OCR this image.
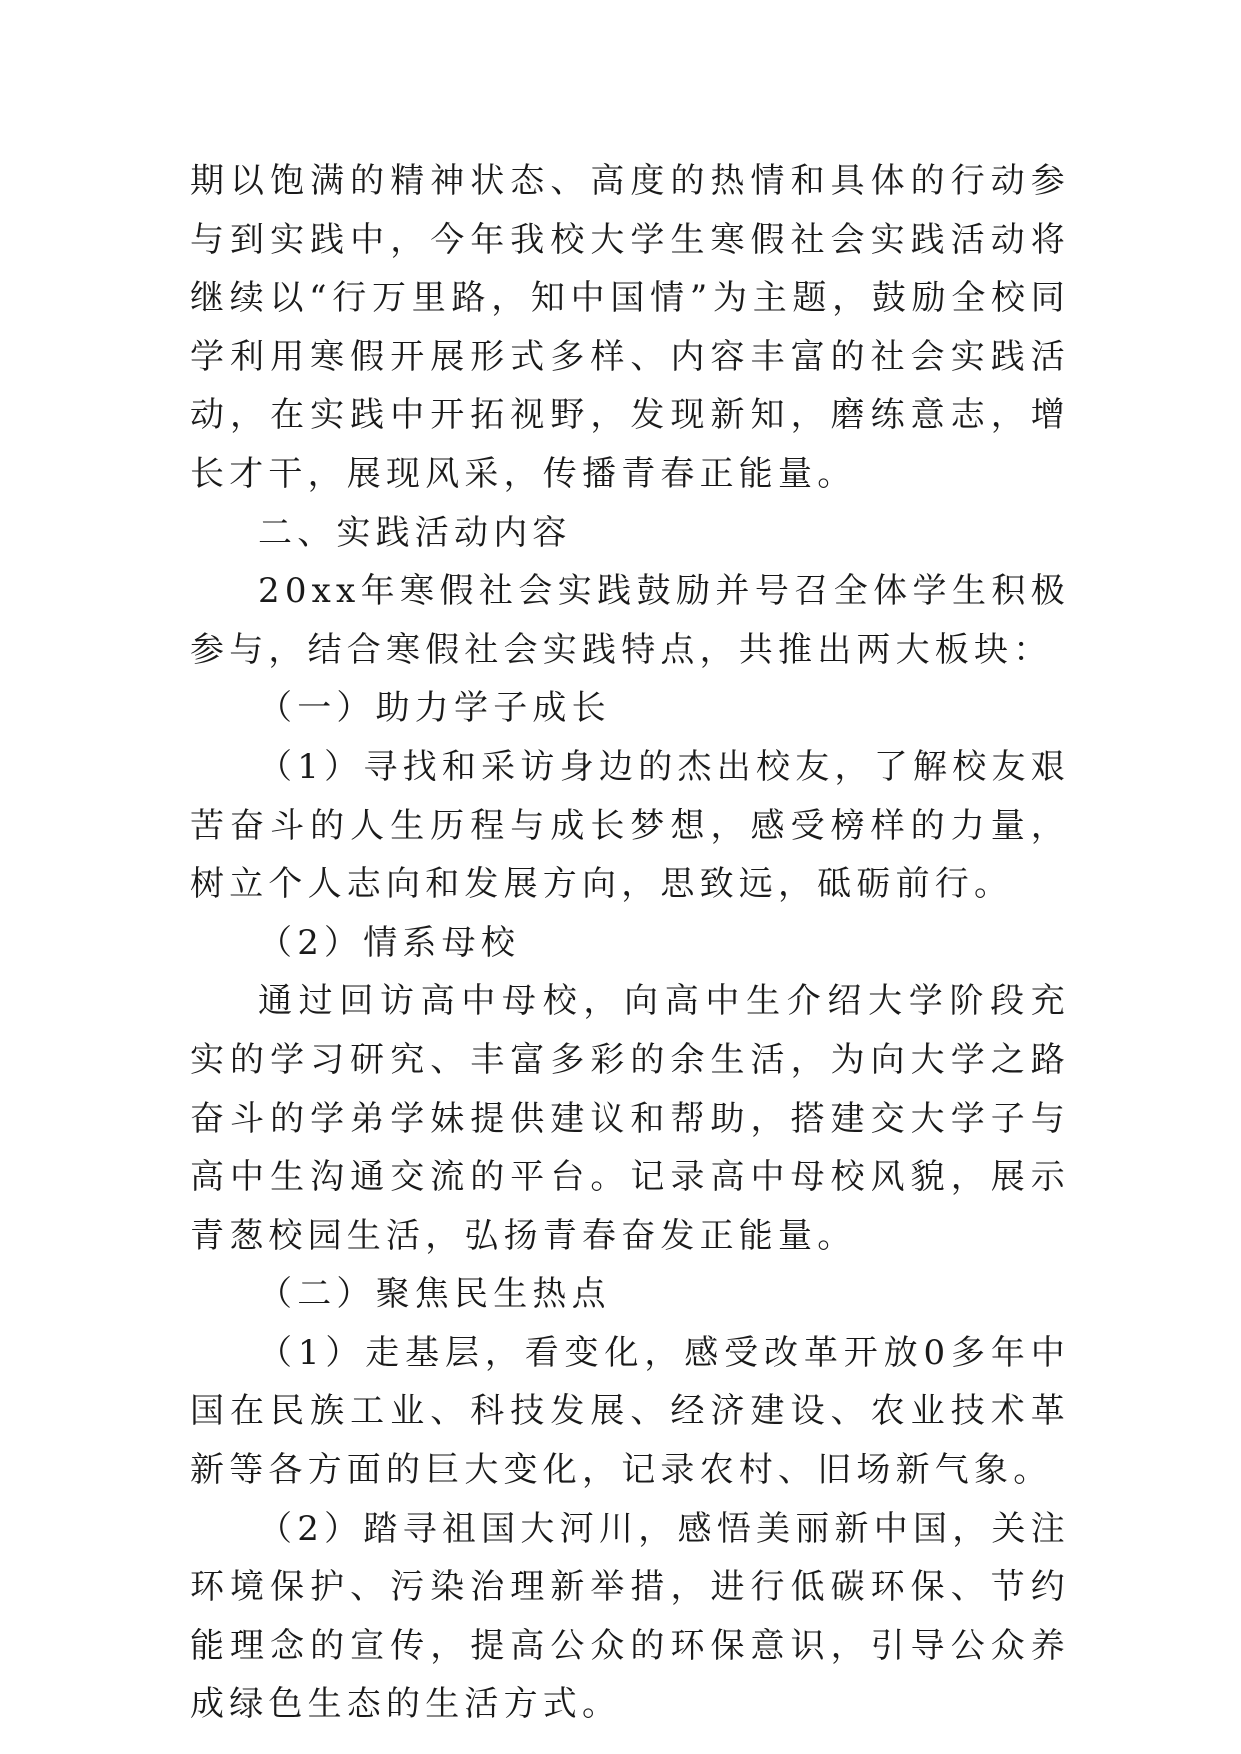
期以饱满的精神状态、高度的热情和具体的行动参与到实践中，今年我校大学生寒假社会实践活动将继续以“行万里路，知中国情”为主题，鼓励全校同学利用寒假开展形式多样、内容丰富的社会实践活动，在实践中开拓视野，发现新知，磨练意志，增长才干，展现风采，传播青春正能量。

二、实践活动内容

20xx年寒假社会实践鼓励并号召全体学生积极参与，结合寒假社会实践特点，共推出两大板块：

（一）助力学子成长

（1）寻找和采访身边的杰出校友，了解校友艰苦奋斗的人生历程与成长梦想，感受榜样的力量，树立个人志向和发展方向，思致远，砥砺前行。

（2）情系母校

通过回访高中母校，向高中生介绍大学阶段充实的学习研究、丰富多彩的余生活，为向大学之路奋斗的学弟学妹提供建议和帮助，搭建交大学子与高中生沟通交流的平台。记录高中母校风貌，展示青葱校园生活，弘扬青春奋发正能量。

（二）聚焦民生热点

（1）走基层，看变化，感受改革开放0多年中国在民族工业、科技发展、经济建设、农业技术革新等各方面的巨大变化，记录农村、旧场新气象。

（2）踏寻祖国大河川，感悟美丽新中国，关注环境保护、污染治理新举措，进行低碳环保、节约能理念的宣传，提高公众的环保意识，引导公众养成绿色生态的生活方式。
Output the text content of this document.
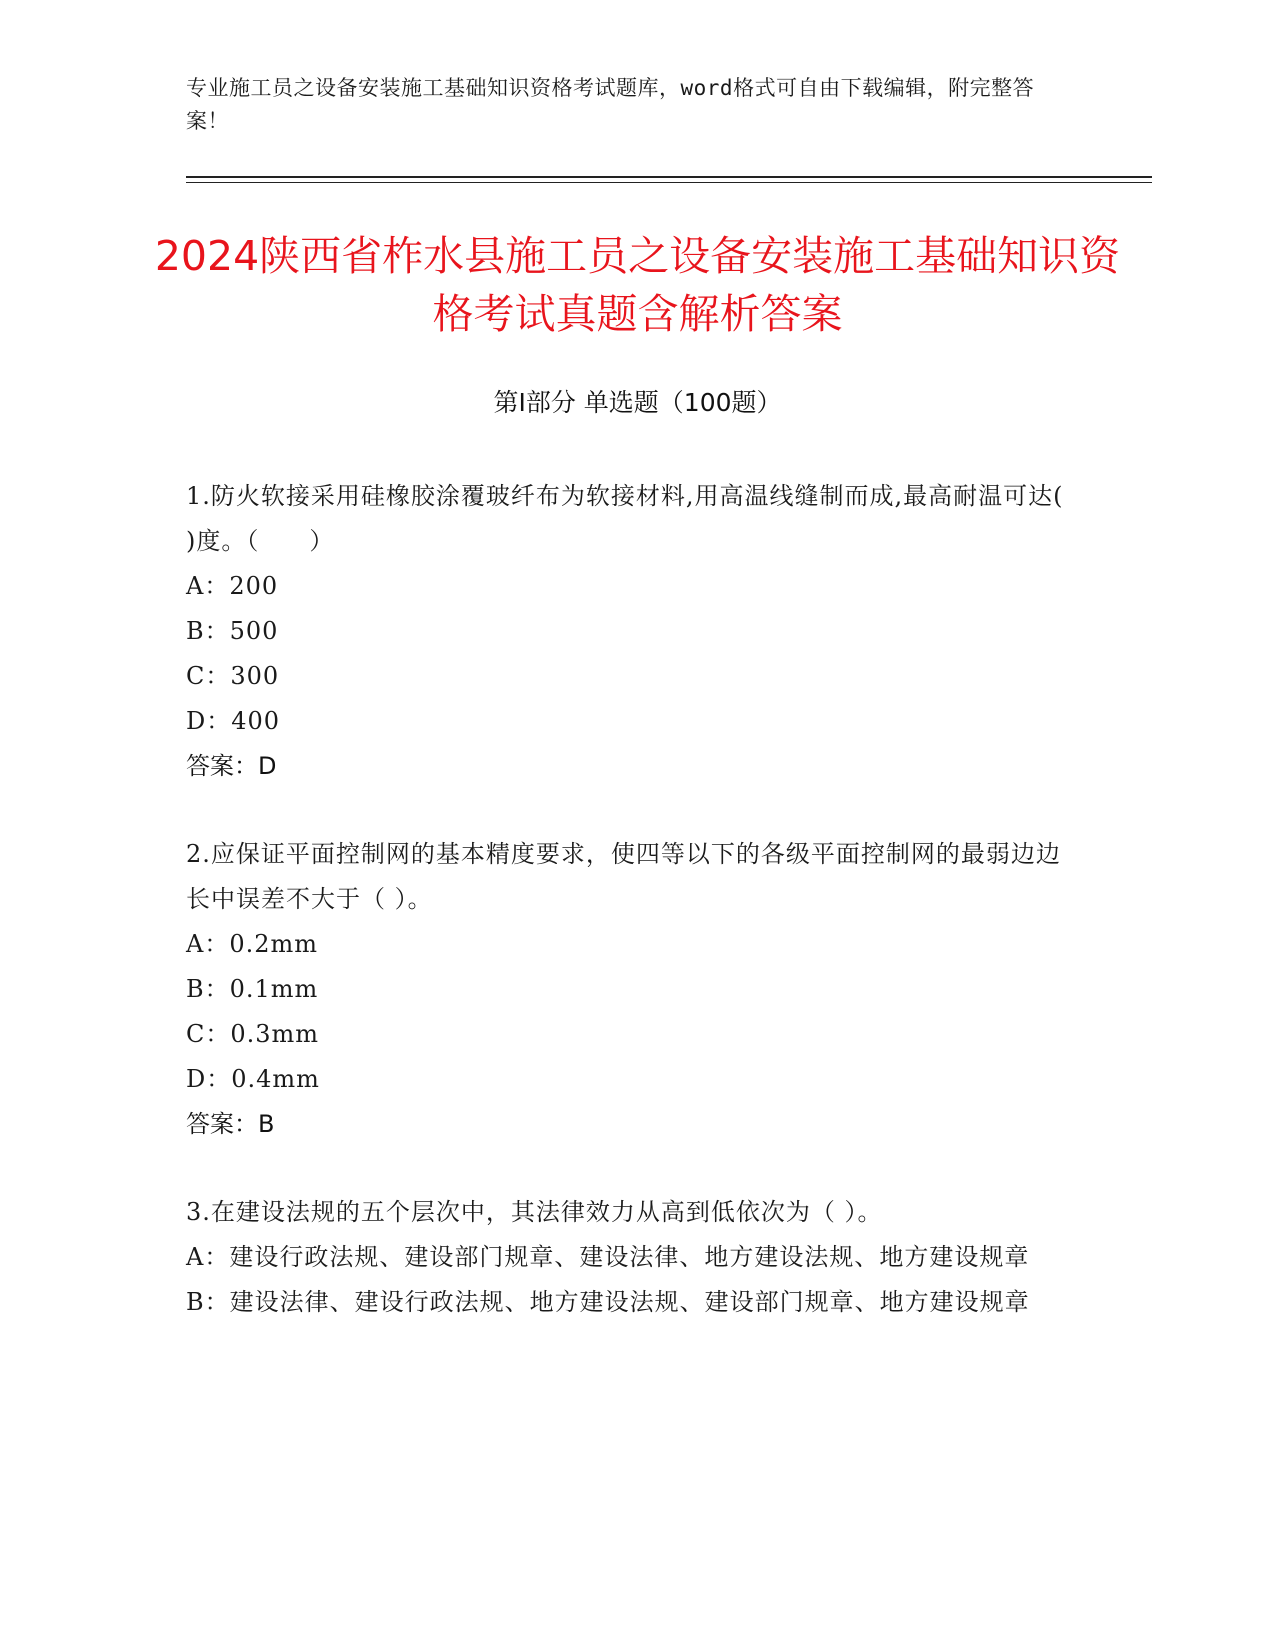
专业施工员之设备安装施工基础知识资格考试题库，word格式可自由下载编辑，附完整答案！
2024陕西省柞水县施工员之设备安装施工基础知识资格考试真题含解析答案
第Ⅰ部分 单选题（100题）
1.防火软接采用硅橡胶涂覆玻纤布为软接材料,用高温线缝制而成,最高耐温可达( )度。（　　）
A：200
B：500
C：300
D：400
答案：D
2.应保证平面控制网的基本精度要求，使四等以下的各级平面控制网的最弱边边长中误差不大于（ ）。
A：0.2mm
B：0.1mm
C：0.3mm
D：0.4mm
答案：B
3.在建设法规的五个层次中，其法律效力从高到低依次为（ ）。
A：建设行政法规、建设部门规章、建设法律、地方建设法规、地方建设规章
B：建设法律、建设行政法规、地方建设法规、建设部门规章、地方建设规章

——————————

Request
Output the line that contains "Output the text content of this document." and every subsequent line through the end of the entries, exactly as given, without pictures.

Output
Output the text content of this document.
专业施工员之设备安装施工基础知识资格考试题库，word格式可自由下载编辑，附完整答案！
2024陕西省柞水县施工员之设备安装施工基础知识资格考试真题含解析答案
第Ⅰ部分 单选题（100题）
1.防火软接采用硅橡胶涂覆玻纤布为软接材料,用高温线缝制而成,最高耐温可达( )度。（　　）
A：200
B：500
C：300
D：400
答案：D
2.应保证平面控制网的基本精度要求，使四等以下的各级平面控制网的最弱边边长中误差不大于（ ）。
A：0.2mm
B：0.1mm
C：0.3mm
D：0.4mm
答案：B
3.在建设法规的五个层次中，其法律效力从高到低依次为（ ）。
A：建设行政法规、建设部门规章、建设法律、地方建设法规、地方建设规章
B：建设法律、建设行政法规、地方建设法规、建设部门规章、地方建设规章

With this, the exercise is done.